Exercício proposto A: De acordo com o trecho sobre o Canto XX, em que ano Caius Fabricius foi cônsul romano?

Esso parlava ancor de la larghezza
che fece Niccolò a le pulcelle,
per condurre ad onor lor giovinezza.     (XX, 31-33)

Ele falava ainda da generosidade/ de Nicolau para com as donzelas/ de modo a poderem guardar sua juventude honesta. 
     
Amos Nattini
             É só isso o que o poeta diz deles. Mas pelas notas dos comentadores – úteis para uma leitura mais prazerosa do poema – ficamos sabendo que Caius Fabricius foi um cônsul romano em 282 a.C. que rejeitou propostas de suborno no exercício de seu alto cargo. E o terceiro exemplo  refere-se a um episódio da vida de S.Nicolau, um bispo do século IV, que teria jogado secretamente pela janela de um vizinho pobre, à noite, sacos de ouro, o que viabilizaria o casamento de suas três filhas, por terem dote, conforme o costume da época, evitando assim que se prostituíssem. S. Nicolau, padroeiro da Rússia, é conhecido nas Américas como Papai Noel (1).   

Hugo Capeto (retrato do séc. XIX)

            Dante pede então que aquela alma – “Ó alma que falas de tão bons exemplos” (O anima che tanto ben favelle- v.34) – diga quem foi, e pergunta porque só ela fala. A resposta desse espírito,  que se identifica como Hugo Capeto, origem da dinastia dos reis franceses então no poder  (“de mim nasceram os Filipes e Luíses”: di me son nati i Filippi e i Luigi- v. 50), sucessora da dinastia carolíngia, estende-se até o v. 123, tendo se iniciado no v.40. Verifica-se assim que mais da metade dos 151 versos do Canto XX consiste em sua manifestação... Essa aliás é uma característica dos cantos, frequentemente apoiados na resposta que o interlocutor dá a uma pergunta de Dante.

Linhas:
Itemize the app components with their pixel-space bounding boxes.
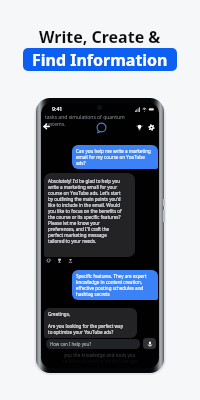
--
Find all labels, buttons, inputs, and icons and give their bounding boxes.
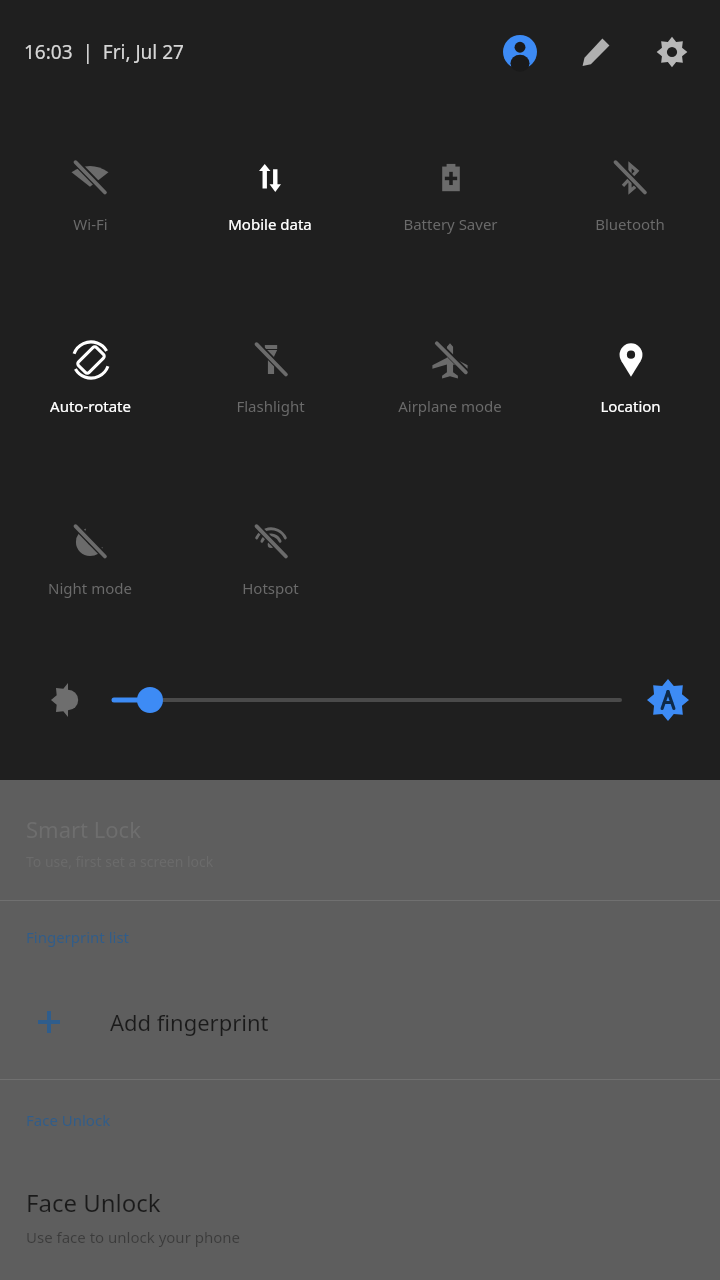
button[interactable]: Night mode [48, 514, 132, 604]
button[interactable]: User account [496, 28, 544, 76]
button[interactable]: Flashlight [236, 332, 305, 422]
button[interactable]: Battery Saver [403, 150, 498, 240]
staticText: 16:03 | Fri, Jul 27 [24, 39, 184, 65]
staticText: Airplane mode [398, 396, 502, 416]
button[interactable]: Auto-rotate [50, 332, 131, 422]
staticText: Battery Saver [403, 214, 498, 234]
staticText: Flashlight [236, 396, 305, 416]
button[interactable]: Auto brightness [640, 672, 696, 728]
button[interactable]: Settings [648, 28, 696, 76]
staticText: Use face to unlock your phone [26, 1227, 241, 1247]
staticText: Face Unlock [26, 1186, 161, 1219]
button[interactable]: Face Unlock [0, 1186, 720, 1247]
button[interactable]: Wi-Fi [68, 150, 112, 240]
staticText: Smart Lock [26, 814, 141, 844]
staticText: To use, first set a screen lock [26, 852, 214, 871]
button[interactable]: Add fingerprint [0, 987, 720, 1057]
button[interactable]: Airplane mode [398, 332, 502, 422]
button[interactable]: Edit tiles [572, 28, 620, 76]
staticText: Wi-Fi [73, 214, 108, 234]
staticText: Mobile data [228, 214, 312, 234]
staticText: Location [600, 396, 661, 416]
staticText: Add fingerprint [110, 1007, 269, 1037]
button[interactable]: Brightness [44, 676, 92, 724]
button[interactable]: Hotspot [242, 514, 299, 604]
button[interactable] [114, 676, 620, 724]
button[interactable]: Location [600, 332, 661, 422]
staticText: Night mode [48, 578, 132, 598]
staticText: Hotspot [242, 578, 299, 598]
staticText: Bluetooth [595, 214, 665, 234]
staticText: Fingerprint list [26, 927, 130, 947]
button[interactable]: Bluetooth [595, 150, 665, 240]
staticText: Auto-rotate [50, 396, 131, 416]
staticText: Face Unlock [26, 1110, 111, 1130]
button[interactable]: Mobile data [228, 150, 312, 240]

Exercício proposto B: Reescreva sem alterações as linhas dos blocos acima, começando pela que contém "Find all labels, buttons, inputs, and" e terminando pela que contém "button[interactable]: Mobile data", ambas incluídas. Deixe as imagens fora da resposta.

Resposta A: Em 282 a.C.

Resposta B:
Find all labels, buttons, inputs, and icons and give their bounding boxes.
button[interactable]: Night mode [48, 514, 132, 604]
button[interactable]: User account [496, 28, 544, 76]
button[interactable]: Flashlight [236, 332, 305, 422]
button[interactable]: Battery Saver [403, 150, 498, 240]
staticText: 16:03 | Fri, Jul 27 [24, 39, 184, 65]
staticText: Airplane mode [398, 396, 502, 416]
button[interactable]: Auto-rotate [50, 332, 131, 422]
staticText: Battery Saver [403, 214, 498, 234]
staticText: Flashlight [236, 396, 305, 416]
button[interactable]: Auto brightness [640, 672, 696, 728]
button[interactable]: Settings [648, 28, 696, 76]
staticText: Use face to unlock your phone [26, 1227, 241, 1247]
staticText: Face Unlock [26, 1186, 161, 1219]
button[interactable]: Face Unlock [0, 1186, 720, 1247]
button[interactable]: Wi-Fi [68, 150, 112, 240]
staticText: Smart Lock [26, 814, 141, 844]
staticText: To use, first set a screen lock [26, 852, 214, 871]
button[interactable]: Add fingerprint [0, 987, 720, 1057]
button[interactable]: Airplane mode [398, 332, 502, 422]
button[interactable]: Edit tiles [572, 28, 620, 76]
staticText: Wi-Fi [73, 214, 108, 234]
staticText: Mobile data [228, 214, 312, 234]
staticText: Location [600, 396, 661, 416]
staticText: Add fingerprint [110, 1007, 269, 1037]
button[interactable]: Brightness [44, 676, 92, 724]
button[interactable]: Hotspot [242, 514, 299, 604]
button[interactable] [114, 676, 620, 724]
button[interactable]: Location [600, 332, 661, 422]
staticText: Night mode [48, 578, 132, 598]
staticText: Hotspot [242, 578, 299, 598]
staticText: Bluetooth [595, 214, 665, 234]
staticText: Fingerprint list [26, 927, 130, 947]
button[interactable]: Bluetooth [595, 150, 665, 240]
staticText: Auto-rotate [50, 396, 131, 416]
staticText: Face Unlock [26, 1110, 111, 1130]
button[interactable]: Mobile data [228, 150, 312, 240]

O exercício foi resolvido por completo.